• Requirement: Repeat each record below exactly as given.

• Structured figure records:
════════════════

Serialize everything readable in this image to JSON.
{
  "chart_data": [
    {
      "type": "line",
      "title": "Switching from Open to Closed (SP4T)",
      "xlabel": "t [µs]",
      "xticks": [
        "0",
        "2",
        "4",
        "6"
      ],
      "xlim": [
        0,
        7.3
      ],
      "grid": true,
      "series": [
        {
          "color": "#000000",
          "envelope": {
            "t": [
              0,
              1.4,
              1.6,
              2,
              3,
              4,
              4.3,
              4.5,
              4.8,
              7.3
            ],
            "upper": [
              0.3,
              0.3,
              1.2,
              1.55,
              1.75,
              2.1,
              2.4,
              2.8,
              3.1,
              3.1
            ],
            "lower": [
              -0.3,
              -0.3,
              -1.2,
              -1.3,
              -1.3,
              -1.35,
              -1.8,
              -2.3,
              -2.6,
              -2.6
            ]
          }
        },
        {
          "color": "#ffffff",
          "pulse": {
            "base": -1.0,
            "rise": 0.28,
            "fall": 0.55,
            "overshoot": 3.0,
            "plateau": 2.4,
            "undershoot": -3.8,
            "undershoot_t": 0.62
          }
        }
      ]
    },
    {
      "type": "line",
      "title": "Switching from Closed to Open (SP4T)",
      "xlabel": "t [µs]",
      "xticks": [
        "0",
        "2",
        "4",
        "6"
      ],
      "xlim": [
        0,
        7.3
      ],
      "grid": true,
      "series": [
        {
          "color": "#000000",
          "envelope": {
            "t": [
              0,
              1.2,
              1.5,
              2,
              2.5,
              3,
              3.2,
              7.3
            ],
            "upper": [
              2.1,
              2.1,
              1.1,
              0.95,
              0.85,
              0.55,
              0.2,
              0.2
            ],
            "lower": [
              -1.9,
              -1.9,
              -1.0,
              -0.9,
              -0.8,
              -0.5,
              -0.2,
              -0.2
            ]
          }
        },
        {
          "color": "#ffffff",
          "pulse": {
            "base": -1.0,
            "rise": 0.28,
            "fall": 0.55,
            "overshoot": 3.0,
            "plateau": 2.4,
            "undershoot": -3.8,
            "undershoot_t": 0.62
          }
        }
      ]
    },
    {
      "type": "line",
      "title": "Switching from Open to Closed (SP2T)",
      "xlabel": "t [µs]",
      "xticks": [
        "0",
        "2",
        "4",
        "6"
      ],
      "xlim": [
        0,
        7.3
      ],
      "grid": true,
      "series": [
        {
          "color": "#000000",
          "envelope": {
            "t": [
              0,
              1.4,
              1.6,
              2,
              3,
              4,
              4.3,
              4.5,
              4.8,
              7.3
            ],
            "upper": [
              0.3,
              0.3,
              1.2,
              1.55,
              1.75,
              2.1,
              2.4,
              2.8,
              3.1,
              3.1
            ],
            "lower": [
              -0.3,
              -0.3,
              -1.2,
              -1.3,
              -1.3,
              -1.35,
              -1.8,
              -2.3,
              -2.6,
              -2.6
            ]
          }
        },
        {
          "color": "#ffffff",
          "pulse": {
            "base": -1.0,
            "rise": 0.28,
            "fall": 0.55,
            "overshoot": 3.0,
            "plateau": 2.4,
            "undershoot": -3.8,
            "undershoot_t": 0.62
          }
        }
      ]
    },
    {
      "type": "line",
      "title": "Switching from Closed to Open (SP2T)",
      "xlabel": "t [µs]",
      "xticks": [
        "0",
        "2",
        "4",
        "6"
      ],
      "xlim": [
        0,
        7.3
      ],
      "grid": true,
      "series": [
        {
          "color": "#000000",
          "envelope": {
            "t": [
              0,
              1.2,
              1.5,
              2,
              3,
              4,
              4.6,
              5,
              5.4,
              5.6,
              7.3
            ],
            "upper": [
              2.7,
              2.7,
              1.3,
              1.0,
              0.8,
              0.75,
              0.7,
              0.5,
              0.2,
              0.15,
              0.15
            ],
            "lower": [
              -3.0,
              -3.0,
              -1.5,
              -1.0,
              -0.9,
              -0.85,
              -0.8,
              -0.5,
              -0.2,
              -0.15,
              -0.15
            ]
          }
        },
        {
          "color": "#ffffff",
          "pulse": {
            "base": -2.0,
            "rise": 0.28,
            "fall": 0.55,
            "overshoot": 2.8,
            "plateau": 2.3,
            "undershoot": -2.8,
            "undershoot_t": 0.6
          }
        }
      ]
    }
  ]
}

════════════════

• The solution:
Serialize everything readable in this image to JSON.
{
  "chart_data": [
    {
      "type": "line",
      "title": "Switching from Open to Closed (SP4T)",
      "xlabel": "t [µs]",
      "xticks": [
        "0",
        "2",
        "4",
        "6"
      ],
      "xlim": [
        0,
        7.3
      ],
      "grid": true,
      "series": [
        {
          "color": "#000000",
          "envelope": {
            "t": [
              0,
              1.4,
              1.6,
              2,
              3,
              4,
              4.3,
              4.5,
              4.8,
              7.3
            ],
            "upper": [
              0.3,
              0.3,
              1.2,
              1.55,
              1.75,
              2.1,
              2.4,
              2.8,
              3.1,
              3.1
            ],
            "lower": [
              -0.3,
              -0.3,
              -1.2,
              -1.3,
              -1.3,
              -1.35,
              -1.8,
              -2.3,
              -2.6,
              -2.6
            ]
          }
        },
        {
          "color": "#ffffff",
          "pulse": {
            "base": -1.0,
            "rise": 0.28,
            "fall": 0.55,
            "overshoot": 3.0,
            "plateau": 2.4,
            "undershoot": -3.8,
            "undershoot_t": 0.62
          }
        }
      ]
    },
    {
      "type": "line",
      "title": "Switching from Closed to Open (SP4T)",
      "xlabel": "t [µs]",
      "xticks": [
        "0",
        "2",
        "4",
        "6"
      ],
      "xlim": [
        0,
        7.3
      ],
      "grid": true,
      "series": [
        {
          "color": "#000000",
          "envelope": {
            "t": [
              0,
              1.2,
              1.5,
              2,
              2.5,
              3,
              3.2,
              7.3
            ],
            "upper": [
              2.1,
              2.1,
              1.1,
              0.95,
              0.85,
              0.55,
              0.2,
              0.2
            ],
            "lower": [
              -1.9,
              -1.9,
              -1.0,
              -0.9,
              -0.8,
              -0.5,
              -0.2,
              -0.2
            ]
          }
        },
        {
          "color": "#ffffff",
          "pulse": {
            "base": -1.0,
            "rise": 0.28,
            "fall": 0.55,
            "overshoot": 3.0,
            "plateau": 2.4,
            "undershoot": -3.8,
            "undershoot_t": 0.62
          }
        }
      ]
    },
    {
      "type": "line",
      "title": "Switching from Open to Closed (SP2T)",
      "xlabel": "t [µs]",
      "xticks": [
        "0",
        "2",
        "4",
        "6"
      ],
      "xlim": [
        0,
        7.3
      ],
      "grid": true,
      "series": [
        {
          "color": "#000000",
          "envelope": {
            "t": [
              0,
              1.4,
              1.6,
              2,
              3,
              4,
              4.3,
              4.5,
              4.8,
              7.3
            ],
            "upper": [
              0.3,
              0.3,
              1.2,
              1.55,
              1.75,
              2.1,
              2.4,
              2.8,
              3.1,
              3.1
            ],
            "lower": [
              -0.3,
              -0.3,
              -1.2,
              -1.3,
              -1.3,
              -1.35,
              -1.8,
              -2.3,
              -2.6,
              -2.6
            ]
          }
        },
        {
          "color": "#ffffff",
          "pulse": {
            "base": -1.0,
            "rise": 0.28,
            "fall": 0.55,
            "overshoot": 3.0,
            "plateau": 2.4,
            "undershoot": -3.8,
            "undershoot_t": 0.62
          }
        }
      ]
    },
    {
      "type": "line",
      "title": "Switching from Closed to Open (SP2T)",
      "xlabel": "t [µs]",
      "xticks": [
        "0",
        "2",
        "4",
        "6"
      ],
      "xlim": [
        0,
        7.3
      ],
      "grid": true,
      "series": [
        {
          "color": "#000000",
          "envelope": {
            "t": [
              0,
              1.2,
              1.5,
              2,
              3,
              4,
              4.6,
              5,
              5.4,
              5.6,
              7.3
            ],
            "upper": [
              2.7,
              2.7,
              1.3,
              1.0,
              0.8,
              0.75,
              0.7,
              0.5,
              0.2,
              0.15,
              0.15
            ],
            "lower": [
              -3.0,
              -3.0,
              -1.5,
              -1.0,
              -0.9,
              -0.85,
              -0.8,
              -0.5,
              -0.2,
              -0.15,
              -0.15
            ]
          }
        },
        {
          "color": "#ffffff",
          "pulse": {
            "base": -2.0,
            "rise": 0.28,
            "fall": 0.55,
            "overshoot": 2.8,
            "plateau": 2.3,
            "undershoot": -2.8,
            "undershoot_t": 0.6
          }
        }
      ]
    }
  ]
}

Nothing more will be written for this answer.